List each line of the data that holds the word "text".

━━━━━ DATA FOR THIS EXERCISE

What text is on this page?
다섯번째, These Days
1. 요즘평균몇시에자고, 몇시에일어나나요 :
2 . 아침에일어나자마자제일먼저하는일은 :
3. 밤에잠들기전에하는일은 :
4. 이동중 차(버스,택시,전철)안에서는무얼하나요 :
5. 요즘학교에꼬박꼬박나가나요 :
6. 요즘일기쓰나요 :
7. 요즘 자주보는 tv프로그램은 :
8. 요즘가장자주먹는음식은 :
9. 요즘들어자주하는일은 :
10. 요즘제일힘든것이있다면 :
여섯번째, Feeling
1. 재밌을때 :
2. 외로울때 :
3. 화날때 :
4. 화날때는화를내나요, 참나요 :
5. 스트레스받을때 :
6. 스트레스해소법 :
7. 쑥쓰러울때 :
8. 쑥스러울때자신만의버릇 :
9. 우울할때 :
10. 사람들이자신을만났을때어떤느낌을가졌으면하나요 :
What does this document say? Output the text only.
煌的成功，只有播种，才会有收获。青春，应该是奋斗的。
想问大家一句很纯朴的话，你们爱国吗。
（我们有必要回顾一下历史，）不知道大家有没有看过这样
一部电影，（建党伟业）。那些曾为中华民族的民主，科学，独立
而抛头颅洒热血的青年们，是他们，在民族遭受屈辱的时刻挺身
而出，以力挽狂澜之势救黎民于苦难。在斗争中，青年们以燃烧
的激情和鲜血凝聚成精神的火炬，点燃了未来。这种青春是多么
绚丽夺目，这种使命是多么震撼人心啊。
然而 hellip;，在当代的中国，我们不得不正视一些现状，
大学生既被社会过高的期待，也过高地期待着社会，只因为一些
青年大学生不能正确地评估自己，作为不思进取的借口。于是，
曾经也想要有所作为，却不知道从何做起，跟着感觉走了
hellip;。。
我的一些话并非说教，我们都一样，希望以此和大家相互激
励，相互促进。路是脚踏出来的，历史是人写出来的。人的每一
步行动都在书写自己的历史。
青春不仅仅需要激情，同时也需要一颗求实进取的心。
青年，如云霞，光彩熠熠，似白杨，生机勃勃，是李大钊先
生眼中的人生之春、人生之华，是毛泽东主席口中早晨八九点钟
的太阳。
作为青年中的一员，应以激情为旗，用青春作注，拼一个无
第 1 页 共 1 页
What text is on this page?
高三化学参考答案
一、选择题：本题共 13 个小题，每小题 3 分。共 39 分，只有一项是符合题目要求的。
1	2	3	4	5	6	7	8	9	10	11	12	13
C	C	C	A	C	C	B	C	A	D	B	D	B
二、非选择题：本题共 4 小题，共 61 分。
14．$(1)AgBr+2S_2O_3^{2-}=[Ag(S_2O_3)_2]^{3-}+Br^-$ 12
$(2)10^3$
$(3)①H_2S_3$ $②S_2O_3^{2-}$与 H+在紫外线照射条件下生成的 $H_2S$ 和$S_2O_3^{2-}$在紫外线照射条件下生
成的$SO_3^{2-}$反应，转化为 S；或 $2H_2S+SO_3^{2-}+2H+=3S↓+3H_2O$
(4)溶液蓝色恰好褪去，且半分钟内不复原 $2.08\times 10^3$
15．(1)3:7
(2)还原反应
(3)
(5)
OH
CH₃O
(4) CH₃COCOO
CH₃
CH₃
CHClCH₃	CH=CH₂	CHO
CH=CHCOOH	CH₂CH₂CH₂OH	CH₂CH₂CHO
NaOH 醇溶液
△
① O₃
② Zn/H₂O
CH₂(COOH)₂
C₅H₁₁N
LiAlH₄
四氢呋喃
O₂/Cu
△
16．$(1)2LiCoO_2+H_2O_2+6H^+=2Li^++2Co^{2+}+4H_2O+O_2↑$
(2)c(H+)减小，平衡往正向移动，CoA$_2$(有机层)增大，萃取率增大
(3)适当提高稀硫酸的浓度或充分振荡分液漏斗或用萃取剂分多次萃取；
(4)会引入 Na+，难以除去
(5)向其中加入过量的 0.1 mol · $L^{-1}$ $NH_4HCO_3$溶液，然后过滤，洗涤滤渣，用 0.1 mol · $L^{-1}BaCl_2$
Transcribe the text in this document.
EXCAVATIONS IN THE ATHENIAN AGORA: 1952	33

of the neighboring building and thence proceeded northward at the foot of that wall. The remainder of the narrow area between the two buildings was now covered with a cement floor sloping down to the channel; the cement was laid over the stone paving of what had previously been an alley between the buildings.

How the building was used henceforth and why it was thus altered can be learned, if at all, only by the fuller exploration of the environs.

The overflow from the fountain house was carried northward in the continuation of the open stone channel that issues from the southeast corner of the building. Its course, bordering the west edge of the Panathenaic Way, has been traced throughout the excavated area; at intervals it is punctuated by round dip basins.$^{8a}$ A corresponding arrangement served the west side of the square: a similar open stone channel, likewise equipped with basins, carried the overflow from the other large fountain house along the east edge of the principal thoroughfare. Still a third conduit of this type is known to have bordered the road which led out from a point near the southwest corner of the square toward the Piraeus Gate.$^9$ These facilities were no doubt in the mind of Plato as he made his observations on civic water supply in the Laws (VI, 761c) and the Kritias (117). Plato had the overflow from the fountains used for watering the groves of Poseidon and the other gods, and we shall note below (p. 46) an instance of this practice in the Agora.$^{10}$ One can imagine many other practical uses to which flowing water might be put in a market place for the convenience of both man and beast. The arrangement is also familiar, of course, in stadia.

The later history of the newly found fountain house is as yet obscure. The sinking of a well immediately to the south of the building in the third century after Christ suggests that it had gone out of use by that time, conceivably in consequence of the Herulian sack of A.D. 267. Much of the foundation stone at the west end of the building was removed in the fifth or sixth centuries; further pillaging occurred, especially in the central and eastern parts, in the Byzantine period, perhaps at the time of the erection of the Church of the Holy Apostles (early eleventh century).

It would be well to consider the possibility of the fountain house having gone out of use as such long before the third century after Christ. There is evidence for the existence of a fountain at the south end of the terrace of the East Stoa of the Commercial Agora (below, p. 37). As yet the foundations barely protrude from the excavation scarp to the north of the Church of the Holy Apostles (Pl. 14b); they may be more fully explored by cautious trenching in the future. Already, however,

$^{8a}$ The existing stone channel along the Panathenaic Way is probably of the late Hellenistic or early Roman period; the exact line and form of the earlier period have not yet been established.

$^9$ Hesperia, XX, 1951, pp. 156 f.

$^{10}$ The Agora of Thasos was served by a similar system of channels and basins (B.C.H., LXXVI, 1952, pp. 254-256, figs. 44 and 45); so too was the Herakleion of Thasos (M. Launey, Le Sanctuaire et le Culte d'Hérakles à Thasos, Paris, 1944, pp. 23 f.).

━━━━━━━━━━

■ RESULT FOR THIS EXERCISE
What text is on this page?
What does this document say? Output the text only.
What text is on this page?
Transcribe the text in this document.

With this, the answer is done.